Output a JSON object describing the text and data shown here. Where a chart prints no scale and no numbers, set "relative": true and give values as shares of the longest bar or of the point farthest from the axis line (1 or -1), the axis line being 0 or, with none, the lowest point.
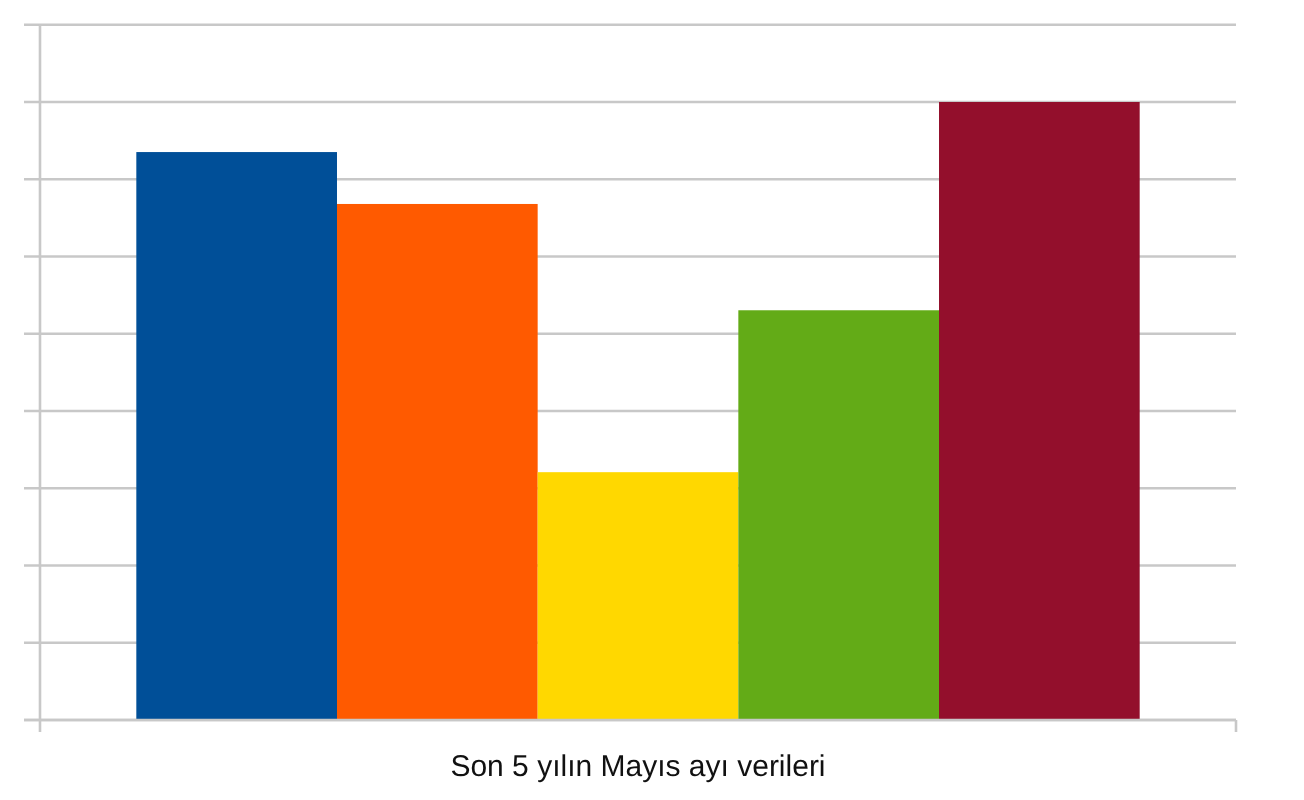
{
  "chart_data": {
    "type": "bar",
    "xlabel": "Son 5 yılın Mayıs ayı verileri",
    "relative": true,
    "grid": "y",
    "categories": [
      null,
      null,
      null,
      null,
      null
    ],
    "values": [
      0.919,
      0.835,
      0.401,
      0.663,
      1
    ],
    "colors": [
      "#004f98",
      "#ff5a00",
      "#ffd800",
      "#63ab17",
      "#930f2c"
    ]
  }
}
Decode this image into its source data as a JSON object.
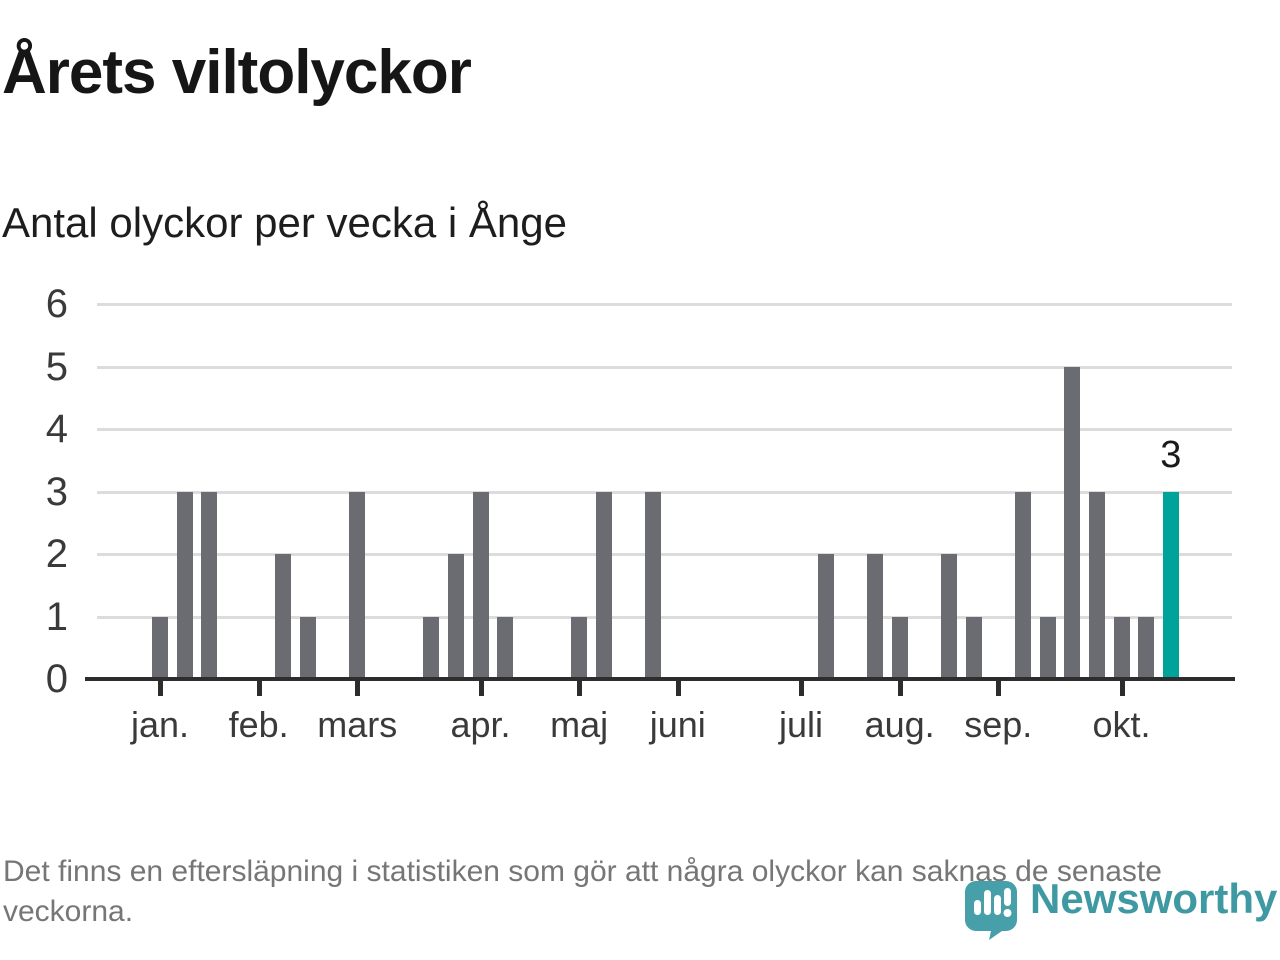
{
  "page": {
    "title": "Årets viltolyckor",
    "subtitle": "Antal olyckor per vecka i Ånge",
    "footnote": "Det finns en eftersläpning i statistiken som gör att några olyckor kan saknas de senaste veckorna.",
    "brand": "Newsworthy"
  },
  "colors": {
    "bar": "#6b6b72",
    "highlight": "#00a39a",
    "grid": "#dcdcdc",
    "axis": "#2d2d2d",
    "tick_label": "#3a3a3a",
    "annotation": "#1a1a1a",
    "title": "#161616",
    "footnote": "#767676",
    "brand_text": "#3f99a3",
    "brand_icon": "#47a0a9"
  },
  "chart_data": {
    "type": "bar",
    "title": "Årets viltolyckor",
    "subtitle": "Antal olyckor per vecka i Ånge",
    "x_unit": "vecka",
    "weeks": [
      1,
      2,
      3,
      4,
      5,
      6,
      7,
      8,
      9,
      10,
      11,
      12,
      13,
      14,
      15,
      16,
      17,
      18,
      19,
      20,
      21,
      22,
      23,
      24,
      25,
      26,
      27,
      28,
      29,
      30,
      31,
      32,
      33,
      34,
      35,
      36,
      37,
      38,
      39,
      40,
      41,
      42
    ],
    "values": [
      1,
      3,
      3,
      0,
      0,
      2,
      1,
      0,
      3,
      0,
      0,
      1,
      2,
      3,
      1,
      0,
      0,
      1,
      3,
      0,
      3,
      0,
      0,
      0,
      0,
      0,
      0,
      2,
      0,
      2,
      1,
      0,
      2,
      1,
      0,
      3,
      1,
      5,
      3,
      1,
      1,
      3
    ],
    "highlight_week": 42,
    "annotation": {
      "text": "3",
      "week": 42
    },
    "ylim": [
      0,
      6
    ],
    "yticks": [
      0,
      1,
      2,
      3,
      4,
      5,
      6
    ],
    "grid": true,
    "legend_position": "none",
    "month_ticks": [
      {
        "label": "jan.",
        "week": 1
      },
      {
        "label": "feb.",
        "week": 5
      },
      {
        "label": "mars",
        "week": 9
      },
      {
        "label": "apr.",
        "week": 14
      },
      {
        "label": "maj",
        "week": 18
      },
      {
        "label": "juni",
        "week": 22
      },
      {
        "label": "juli",
        "week": 27
      },
      {
        "label": "aug.",
        "week": 31
      },
      {
        "label": "sep.",
        "week": 35
      },
      {
        "label": "okt.",
        "week": 40
      }
    ]
  }
}
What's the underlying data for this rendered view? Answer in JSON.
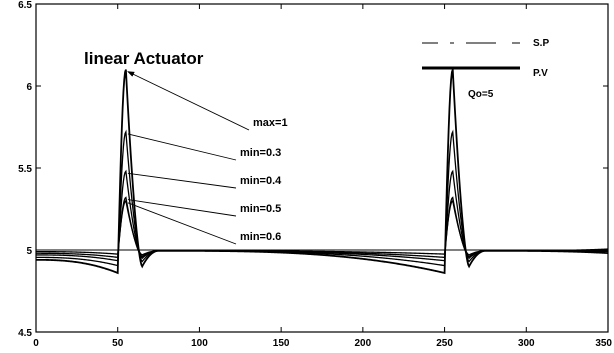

__________

**What is being asked:**
Copy out each line of the records where the string "relative" appears.

**Answer to the exercise:**
Output a JSON object describing the text and data shown here. Where a chart prints no scale and no numbers, set "relative": true and give values as shares of the longest bar or of the point farthest from the axis line (1 or -1), the axis line being 0 or, with none, the lowest point.
    "relative": true,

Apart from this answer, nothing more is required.